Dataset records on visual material
__________________________________________________
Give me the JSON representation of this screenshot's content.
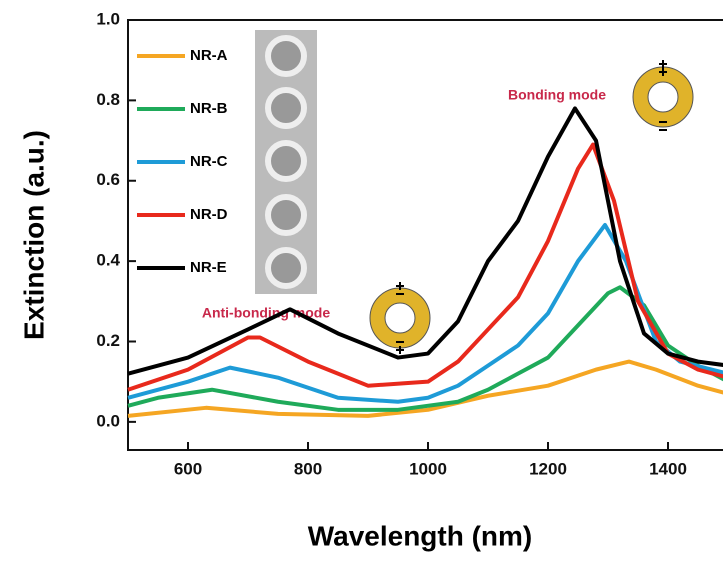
{
  "chart_data": {
    "type": "line",
    "xlabel": "Wavelength (nm)",
    "ylabel": "Extinction (a.u.)",
    "xlim": [
      500,
      1500
    ],
    "ylim": [
      -0.07,
      1.0
    ],
    "xticks": [
      600,
      800,
      1000,
      1200,
      1400
    ],
    "yticks": [
      {
        "value": 0,
        "label": "0.0"
      },
      {
        "value": 0.2,
        "label": "0.2"
      },
      {
        "value": 0.4,
        "label": "0.4"
      },
      {
        "value": 0.6,
        "label": "0.6"
      },
      {
        "value": 0.8,
        "label": "0.8"
      },
      {
        "value": 1,
        "label": "1.0"
      }
    ],
    "annotations": [
      "Bonding mode",
      "Anti-bonding mode"
    ],
    "series": [
      {
        "name": "NR-A",
        "color": "#f5a623",
        "x": [
          500,
          630,
          750,
          900,
          1000,
          1100,
          1200,
          1280,
          1335,
          1380,
          1450,
          1500
        ],
        "values": [
          0.015,
          0.035,
          0.02,
          0.015,
          0.03,
          0.065,
          0.09,
          0.13,
          0.15,
          0.13,
          0.09,
          0.07
        ]
      },
      {
        "name": "NR-B",
        "color": "#1faa5a",
        "x": [
          500,
          550,
          640,
          750,
          850,
          950,
          1050,
          1100,
          1150,
          1200,
          1250,
          1300,
          1320,
          1360,
          1400,
          1450,
          1500
        ],
        "values": [
          0.04,
          0.06,
          0.08,
          0.05,
          0.03,
          0.03,
          0.05,
          0.08,
          0.12,
          0.16,
          0.24,
          0.32,
          0.335,
          0.29,
          0.19,
          0.14,
          0.1
        ]
      },
      {
        "name": "NR-C",
        "color": "#1e9bd7",
        "x": [
          500,
          600,
          670,
          750,
          850,
          950,
          1000,
          1050,
          1100,
          1150,
          1200,
          1250,
          1295,
          1330,
          1380,
          1420,
          1500
        ],
        "values": [
          0.06,
          0.1,
          0.135,
          0.11,
          0.06,
          0.05,
          0.06,
          0.09,
          0.14,
          0.19,
          0.27,
          0.4,
          0.49,
          0.4,
          0.2,
          0.15,
          0.12
        ]
      },
      {
        "name": "NR-D",
        "color": "#e8291c",
        "x": [
          500,
          600,
          700,
          720,
          800,
          900,
          1000,
          1050,
          1100,
          1150,
          1200,
          1250,
          1275,
          1310,
          1350,
          1400,
          1450,
          1500
        ],
        "values": [
          0.08,
          0.13,
          0.21,
          0.21,
          0.15,
          0.09,
          0.1,
          0.15,
          0.23,
          0.31,
          0.45,
          0.63,
          0.69,
          0.55,
          0.3,
          0.17,
          0.13,
          0.11
        ]
      },
      {
        "name": "NR-E",
        "color": "#000000",
        "x": [
          500,
          600,
          700,
          770,
          850,
          950,
          1000,
          1050,
          1100,
          1150,
          1200,
          1245,
          1280,
          1320,
          1360,
          1400,
          1450,
          1500
        ],
        "values": [
          0.12,
          0.16,
          0.23,
          0.28,
          0.22,
          0.16,
          0.17,
          0.25,
          0.4,
          0.5,
          0.66,
          0.78,
          0.7,
          0.4,
          0.22,
          0.17,
          0.15,
          0.14
        ]
      }
    ]
  }
}
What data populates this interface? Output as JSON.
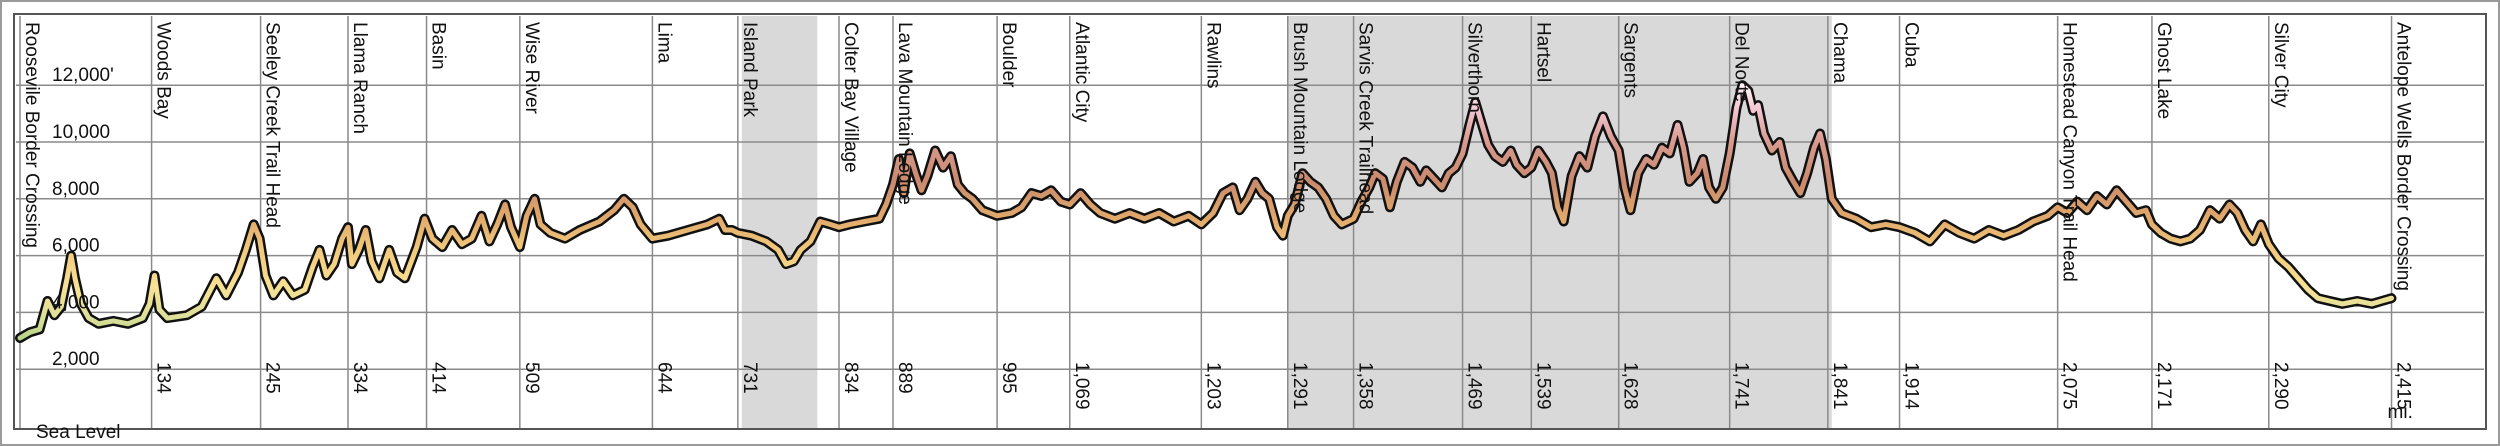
__________________________________________________
- [Task to carry out]:
Gather every line from the entries above where the word "name" appears, and copy them.

- [Expected answer]:
        "name": "NR-A",
        "name": "NR-B",
        "name": "NR-C",
        "name": "NR-D",
        "name": "NR-E",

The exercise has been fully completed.